__What to produce__.
Reproduce the material exactly, omitting nothing.
-- BEGIN Data extract --
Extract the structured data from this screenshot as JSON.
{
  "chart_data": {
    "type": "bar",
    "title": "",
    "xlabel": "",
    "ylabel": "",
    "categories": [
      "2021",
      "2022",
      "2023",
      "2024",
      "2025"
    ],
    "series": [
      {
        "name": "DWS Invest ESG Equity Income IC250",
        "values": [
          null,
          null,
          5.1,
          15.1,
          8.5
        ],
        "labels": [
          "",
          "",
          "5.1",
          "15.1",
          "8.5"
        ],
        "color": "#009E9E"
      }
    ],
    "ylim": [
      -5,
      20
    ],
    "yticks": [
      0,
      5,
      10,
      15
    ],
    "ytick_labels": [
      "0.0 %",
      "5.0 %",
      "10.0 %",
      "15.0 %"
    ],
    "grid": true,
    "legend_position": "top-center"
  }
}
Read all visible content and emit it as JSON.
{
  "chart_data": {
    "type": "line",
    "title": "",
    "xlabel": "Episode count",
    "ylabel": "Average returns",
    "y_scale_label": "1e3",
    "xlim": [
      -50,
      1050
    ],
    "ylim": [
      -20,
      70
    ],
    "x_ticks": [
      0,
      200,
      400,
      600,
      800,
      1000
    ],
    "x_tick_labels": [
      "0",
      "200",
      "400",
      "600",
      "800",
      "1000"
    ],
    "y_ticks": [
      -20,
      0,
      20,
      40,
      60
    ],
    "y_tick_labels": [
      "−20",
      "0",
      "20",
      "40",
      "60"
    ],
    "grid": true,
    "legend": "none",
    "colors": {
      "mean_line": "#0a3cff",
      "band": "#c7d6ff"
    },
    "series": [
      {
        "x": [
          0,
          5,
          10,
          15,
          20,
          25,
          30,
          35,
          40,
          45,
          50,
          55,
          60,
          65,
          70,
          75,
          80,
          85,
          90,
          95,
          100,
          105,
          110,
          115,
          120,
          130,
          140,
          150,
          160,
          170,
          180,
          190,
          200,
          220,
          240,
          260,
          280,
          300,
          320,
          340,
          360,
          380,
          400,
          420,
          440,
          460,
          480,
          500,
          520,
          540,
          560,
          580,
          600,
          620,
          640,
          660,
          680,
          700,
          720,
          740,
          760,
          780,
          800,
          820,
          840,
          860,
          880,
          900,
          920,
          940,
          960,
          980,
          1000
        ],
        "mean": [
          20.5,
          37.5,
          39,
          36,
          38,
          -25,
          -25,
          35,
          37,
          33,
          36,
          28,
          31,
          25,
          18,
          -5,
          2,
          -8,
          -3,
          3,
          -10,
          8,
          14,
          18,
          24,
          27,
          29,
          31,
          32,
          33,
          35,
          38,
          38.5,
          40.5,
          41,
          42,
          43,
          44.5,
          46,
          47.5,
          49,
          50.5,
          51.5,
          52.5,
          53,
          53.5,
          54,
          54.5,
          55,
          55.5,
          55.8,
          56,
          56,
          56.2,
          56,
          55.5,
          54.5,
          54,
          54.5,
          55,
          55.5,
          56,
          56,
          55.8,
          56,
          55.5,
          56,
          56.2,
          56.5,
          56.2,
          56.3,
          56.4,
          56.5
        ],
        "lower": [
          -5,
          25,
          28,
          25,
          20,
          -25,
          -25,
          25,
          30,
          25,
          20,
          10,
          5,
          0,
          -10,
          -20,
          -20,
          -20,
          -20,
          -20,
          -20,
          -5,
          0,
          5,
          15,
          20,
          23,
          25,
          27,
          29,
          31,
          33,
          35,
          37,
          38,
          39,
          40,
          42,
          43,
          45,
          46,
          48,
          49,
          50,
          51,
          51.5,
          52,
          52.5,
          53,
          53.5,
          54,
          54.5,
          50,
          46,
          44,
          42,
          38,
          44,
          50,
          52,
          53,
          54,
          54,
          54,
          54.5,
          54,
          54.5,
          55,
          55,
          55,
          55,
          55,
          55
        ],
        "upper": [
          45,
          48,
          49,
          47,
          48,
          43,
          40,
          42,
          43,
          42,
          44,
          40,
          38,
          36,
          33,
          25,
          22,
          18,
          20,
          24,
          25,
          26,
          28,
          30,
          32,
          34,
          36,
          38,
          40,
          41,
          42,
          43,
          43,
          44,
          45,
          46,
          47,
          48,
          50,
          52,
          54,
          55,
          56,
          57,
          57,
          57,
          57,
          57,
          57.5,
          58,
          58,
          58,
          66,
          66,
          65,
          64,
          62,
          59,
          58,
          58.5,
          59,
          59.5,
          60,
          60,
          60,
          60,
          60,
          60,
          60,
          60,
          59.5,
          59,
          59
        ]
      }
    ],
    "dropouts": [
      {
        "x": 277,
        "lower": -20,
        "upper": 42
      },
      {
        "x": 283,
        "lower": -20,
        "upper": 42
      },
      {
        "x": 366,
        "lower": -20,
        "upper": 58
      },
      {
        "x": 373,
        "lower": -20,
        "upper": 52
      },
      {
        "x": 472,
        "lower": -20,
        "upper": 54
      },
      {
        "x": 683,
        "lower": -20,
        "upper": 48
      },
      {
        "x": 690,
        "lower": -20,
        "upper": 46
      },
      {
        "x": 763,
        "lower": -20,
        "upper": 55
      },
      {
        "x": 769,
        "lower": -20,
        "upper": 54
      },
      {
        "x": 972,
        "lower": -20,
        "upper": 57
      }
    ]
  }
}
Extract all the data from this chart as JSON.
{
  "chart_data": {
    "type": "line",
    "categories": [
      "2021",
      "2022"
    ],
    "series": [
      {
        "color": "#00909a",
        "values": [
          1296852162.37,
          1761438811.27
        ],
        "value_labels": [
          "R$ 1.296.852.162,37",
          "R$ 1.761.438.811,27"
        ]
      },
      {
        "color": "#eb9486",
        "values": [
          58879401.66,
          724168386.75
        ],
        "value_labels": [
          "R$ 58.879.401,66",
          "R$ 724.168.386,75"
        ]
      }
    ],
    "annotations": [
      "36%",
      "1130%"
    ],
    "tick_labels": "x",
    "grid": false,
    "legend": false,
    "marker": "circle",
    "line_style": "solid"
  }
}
-- END Data extract --
__Solution to the exercise__.
Extract the structured data from this screenshot as JSON.
{
  "chart_data": {
    "type": "bar",
    "title": "",
    "xlabel": "",
    "ylabel": "",
    "categories": [
      "2021",
      "2022",
      "2023",
      "2024",
      "2025"
    ],
    "series": [
      {
        "name": "DWS Invest ESG Equity Income IC250",
        "values": [
          null,
          null,
          5.1,
          15.1,
          8.5
        ],
        "labels": [
          "",
          "",
          "5.1",
          "15.1",
          "8.5"
        ],
        "color": "#009E9E"
      }
    ],
    "ylim": [
      -5,
      20
    ],
    "yticks": [
      0,
      5,
      10,
      15
    ],
    "ytick_labels": [
      "0.0 %",
      "5.0 %",
      "10.0 %",
      "15.0 %"
    ],
    "grid": true,
    "legend_position": "top-center"
  }
}
Read all visible content and emit it as JSON.
{
  "chart_data": {
    "type": "line",
    "title": "",
    "xlabel": "Episode count",
    "ylabel": "Average returns",
    "y_scale_label": "1e3",
    "xlim": [
      -50,
      1050
    ],
    "ylim": [
      -20,
      70
    ],
    "x_ticks": [
      0,
      200,
      400,
      600,
      800,
      1000
    ],
    "x_tick_labels": [
      "0",
      "200",
      "400",
      "600",
      "800",
      "1000"
    ],
    "y_ticks": [
      -20,
      0,
      20,
      40,
      60
    ],
    "y_tick_labels": [
      "−20",
      "0",
      "20",
      "40",
      "60"
    ],
    "grid": true,
    "legend": "none",
    "colors": {
      "mean_line": "#0a3cff",
      "band": "#c7d6ff"
    },
    "series": [
      {
        "x": [
          0,
          5,
          10,
          15,
          20,
          25,
          30,
          35,
          40,
          45,
          50,
          55,
          60,
          65,
          70,
          75,
          80,
          85,
          90,
          95,
          100,
          105,
          110,
          115,
          120,
          130,
          140,
          150,
          160,
          170,
          180,
          190,
          200,
          220,
          240,
          260,
          280,
          300,
          320,
          340,
          360,
          380,
          400,
          420,
          440,
          460,
          480,
          500,
          520,
          540,
          560,
          580,
          600,
          620,
          640,
          660,
          680,
          700,
          720,
          740,
          760,
          780,
          800,
          820,
          840,
          860,
          880,
          900,
          920,
          940,
          960,
          980,
          1000
        ],
        "mean": [
          20.5,
          37.5,
          39,
          36,
          38,
          -25,
          -25,
          35,
          37,
          33,
          36,
          28,
          31,
          25,
          18,
          -5,
          2,
          -8,
          -3,
          3,
          -10,
          8,
          14,
          18,
          24,
          27,
          29,
          31,
          32,
          33,
          35,
          38,
          38.5,
          40.5,
          41,
          42,
          43,
          44.5,
          46,
          47.5,
          49,
          50.5,
          51.5,
          52.5,
          53,
          53.5,
          54,
          54.5,
          55,
          55.5,
          55.8,
          56,
          56,
          56.2,
          56,
          55.5,
          54.5,
          54,
          54.5,
          55,
          55.5,
          56,
          56,
          55.8,
          56,
          55.5,
          56,
          56.2,
          56.5,
          56.2,
          56.3,
          56.4,
          56.5
        ],
        "lower": [
          -5,
          25,
          28,
          25,
          20,
          -25,
          -25,
          25,
          30,
          25,
          20,
          10,
          5,
          0,
          -10,
          -20,
          -20,
          -20,
          -20,
          -20,
          -20,
          -5,
          0,
          5,
          15,
          20,
          23,
          25,
          27,
          29,
          31,
          33,
          35,
          37,
          38,
          39,
          40,
          42,
          43,
          45,
          46,
          48,
          49,
          50,
          51,
          51.5,
          52,
          52.5,
          53,
          53.5,
          54,
          54.5,
          50,
          46,
          44,
          42,
          38,
          44,
          50,
          52,
          53,
          54,
          54,
          54,
          54.5,
          54,
          54.5,
          55,
          55,
          55,
          55,
          55,
          55
        ],
        "upper": [
          45,
          48,
          49,
          47,
          48,
          43,
          40,
          42,
          43,
          42,
          44,
          40,
          38,
          36,
          33,
          25,
          22,
          18,
          20,
          24,
          25,
          26,
          28,
          30,
          32,
          34,
          36,
          38,
          40,
          41,
          42,
          43,
          43,
          44,
          45,
          46,
          47,
          48,
          50,
          52,
          54,
          55,
          56,
          57,
          57,
          57,
          57,
          57,
          57.5,
          58,
          58,
          58,
          66,
          66,
          65,
          64,
          62,
          59,
          58,
          58.5,
          59,
          59.5,
          60,
          60,
          60,
          60,
          60,
          60,
          60,
          60,
          59.5,
          59,
          59
        ]
      }
    ],
    "dropouts": [
      {
        "x": 277,
        "lower": -20,
        "upper": 42
      },
      {
        "x": 283,
        "lower": -20,
        "upper": 42
      },
      {
        "x": 366,
        "lower": -20,
        "upper": 58
      },
      {
        "x": 373,
        "lower": -20,
        "upper": 52
      },
      {
        "x": 472,
        "lower": -20,
        "upper": 54
      },
      {
        "x": 683,
        "lower": -20,
        "upper": 48
      },
      {
        "x": 690,
        "lower": -20,
        "upper": 46
      },
      {
        "x": 763,
        "lower": -20,
        "upper": 55
      },
      {
        "x": 769,
        "lower": -20,
        "upper": 54
      },
      {
        "x": 972,
        "lower": -20,
        "upper": 57
      }
    ]
  }
}
Extract all the data from this chart as JSON.
{
  "chart_data": {
    "type": "line",
    "categories": [
      "2021",
      "2022"
    ],
    "series": [
      {
        "color": "#00909a",
        "values": [
          1296852162.37,
          1761438811.27
        ],
        "value_labels": [
          "R$ 1.296.852.162,37",
          "R$ 1.761.438.811,27"
        ]
      },
      {
        "color": "#eb9486",
        "values": [
          58879401.66,
          724168386.75
        ],
        "value_labels": [
          "R$ 58.879.401,66",
          "R$ 724.168.386,75"
        ]
      }
    ],
    "annotations": [
      "36%",
      "1130%"
    ],
    "tick_labels": "x",
    "grid": false,
    "legend": false,
    "marker": "circle",
    "line_style": "solid"
  }
}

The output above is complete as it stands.